-- Start of INFORMATION SHOWN --

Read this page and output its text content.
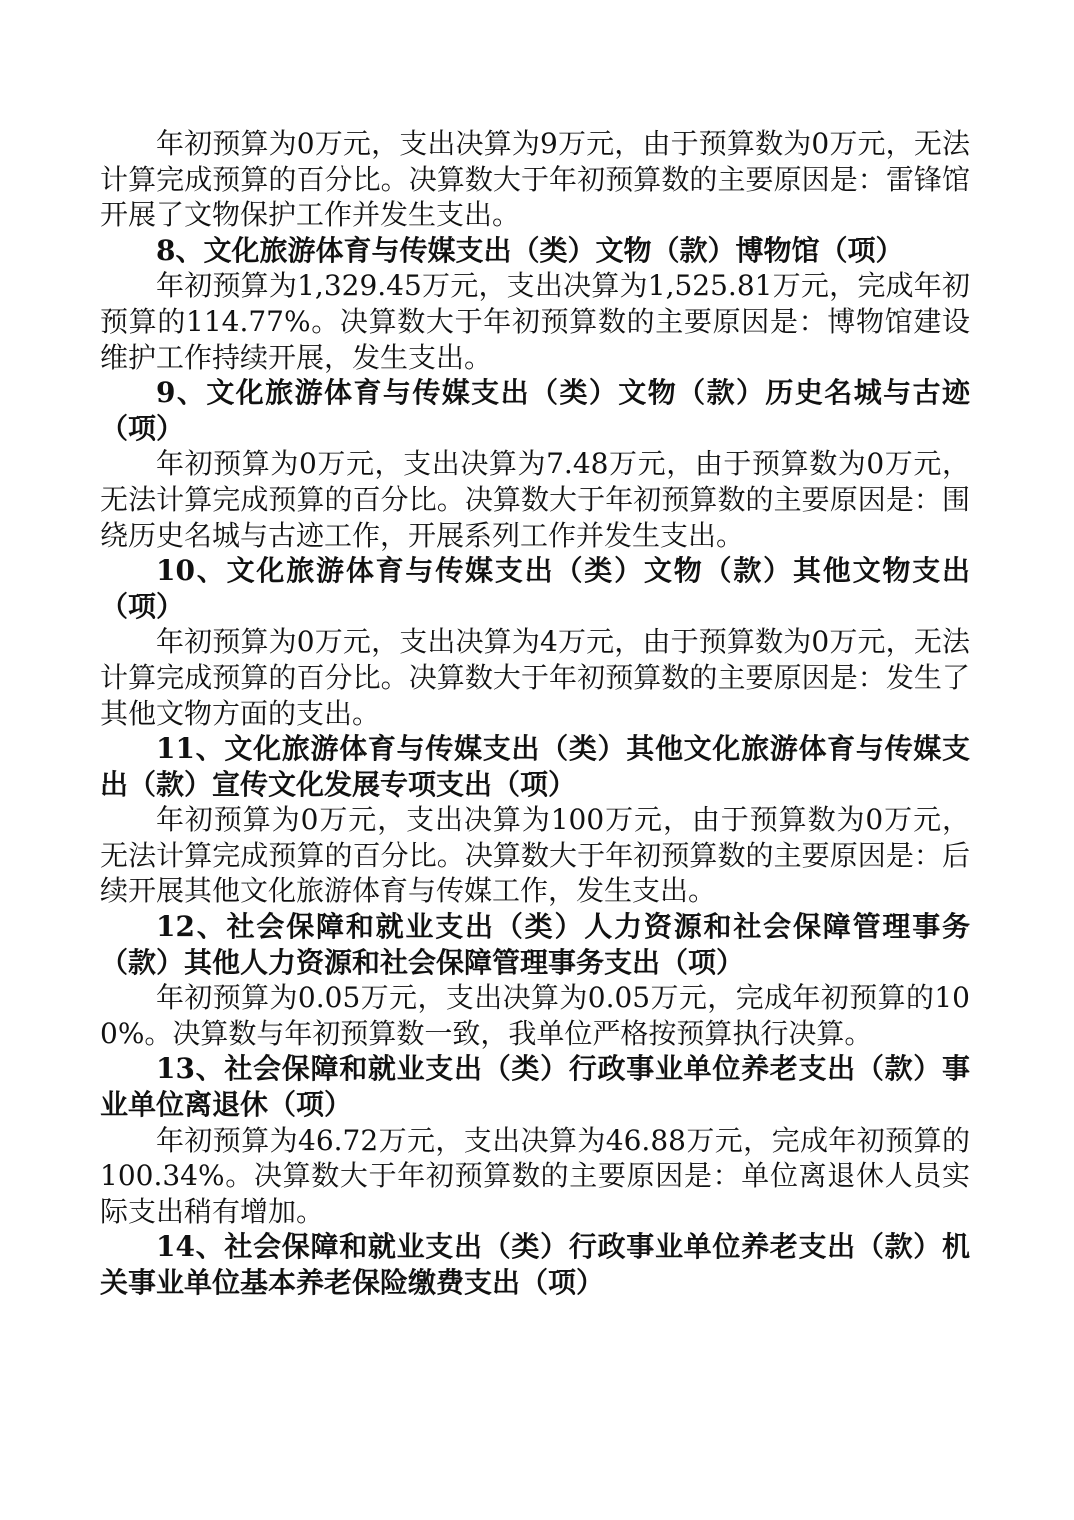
年初预算为0万元，支出决算为9万元，由于预算数为0万元，无法计算完成预算的百分比。决算数大于年初预算数的主要原因是：雷锋馆开展了文物保护工作并发生支出。

8、文化旅游体育与传媒支出（类）文物（款）博物馆（项）

年初预算为1,329.45万元，支出决算为1,525.81万元，完成年初预算的114.77%。决算数大于年初预算数的主要原因是：博物馆建设维护工作持续开展，发生支出。

9、文化旅游体育与传媒支出（类）文物（款）历史名城与古迹（项）

年初预算为0万元，支出决算为7.48万元，由于预算数为0万元，无法计算完成预算的百分比。决算数大于年初预算数的主要原因是：围绕历史名城与古迹工作，开展系列工作并发生支出。

10、文化旅游体育与传媒支出（类）文物（款）其他文物支出（项）

年初预算为0万元，支出决算为4万元，由于预算数为0万元，无法计算完成预算的百分比。决算数大于年初预算数的主要原因是：发生了其他文物方面的支出。

11、文化旅游体育与传媒支出（类）其他文化旅游体育与传媒支出（款）宣传文化发展专项支出（项）

年初预算为0万元，支出决算为100万元，由于预算数为0万元，无法计算完成预算的百分比。决算数大于年初预算数的主要原因是：后续开展其他文化旅游体育与传媒工作，发生支出。

12、社会保障和就业支出（类）人力资源和社会保障管理事务（款）其他人力资源和社会保障管理事务支出（项）

年初预算为0.05万元，支出决算为0.05万元，完成年初预算的100%。决算数与年初预算数一致，我单位严格按预算执行决算。

13、社会保障和就业支出（类）行政事业单位养老支出（款）事业单位离退休（项）

年初预算为46.72万元，支出决算为46.88万元，完成年初预算的100.34%。决算数大于年初预算数的主要原因是：单位离退休人员实际支出稍有增加。

14、社会保障和就业支出（类）行政事业单位养老支出（款）机关事业单位基本养老保险缴费支出（项）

-- End of INFORMATION SHOWN --

*GIVEN REQUEST:*
From the entries above, output every line exactly and omit any image.

*ANSWER TO THIS TASK:*
Read this page and output its text content.
年初预算为0万元，支出决算为9万元，由于预算数为0万元，无法计算完成预算的百分比。决算数大于年初预算数的主要原因是：雷锋馆开展了文物保护工作并发生支出。

8、文化旅游体育与传媒支出（类）文物（款）博物馆（项）

年初预算为1,329.45万元，支出决算为1,525.81万元，完成年初预算的114.77%。决算数大于年初预算数的主要原因是：博物馆建设维护工作持续开展，发生支出。

9、文化旅游体育与传媒支出（类）文物（款）历史名城与古迹（项）

年初预算为0万元，支出决算为7.48万元，由于预算数为0万元，无法计算完成预算的百分比。决算数大于年初预算数的主要原因是：围绕历史名城与古迹工作，开展系列工作并发生支出。

10、文化旅游体育与传媒支出（类）文物（款）其他文物支出（项）

年初预算为0万元，支出决算为4万元，由于预算数为0万元，无法计算完成预算的百分比。决算数大于年初预算数的主要原因是：发生了其他文物方面的支出。

11、文化旅游体育与传媒支出（类）其他文化旅游体育与传媒支出（款）宣传文化发展专项支出（项）

年初预算为0万元，支出决算为100万元，由于预算数为0万元，无法计算完成预算的百分比。决算数大于年初预算数的主要原因是：后续开展其他文化旅游体育与传媒工作，发生支出。

12、社会保障和就业支出（类）人力资源和社会保障管理事务（款）其他人力资源和社会保障管理事务支出（项）

年初预算为0.05万元，支出决算为0.05万元，完成年初预算的100%。决算数与年初预算数一致，我单位严格按预算执行决算。

13、社会保障和就业支出（类）行政事业单位养老支出（款）事业单位离退休（项）

年初预算为46.72万元，支出决算为46.88万元，完成年初预算的100.34%。决算数大于年初预算数的主要原因是：单位离退休人员实际支出稍有增加。

14、社会保障和就业支出（类）行政事业单位养老支出（款）机关事业单位基本养老保险缴费支出（项）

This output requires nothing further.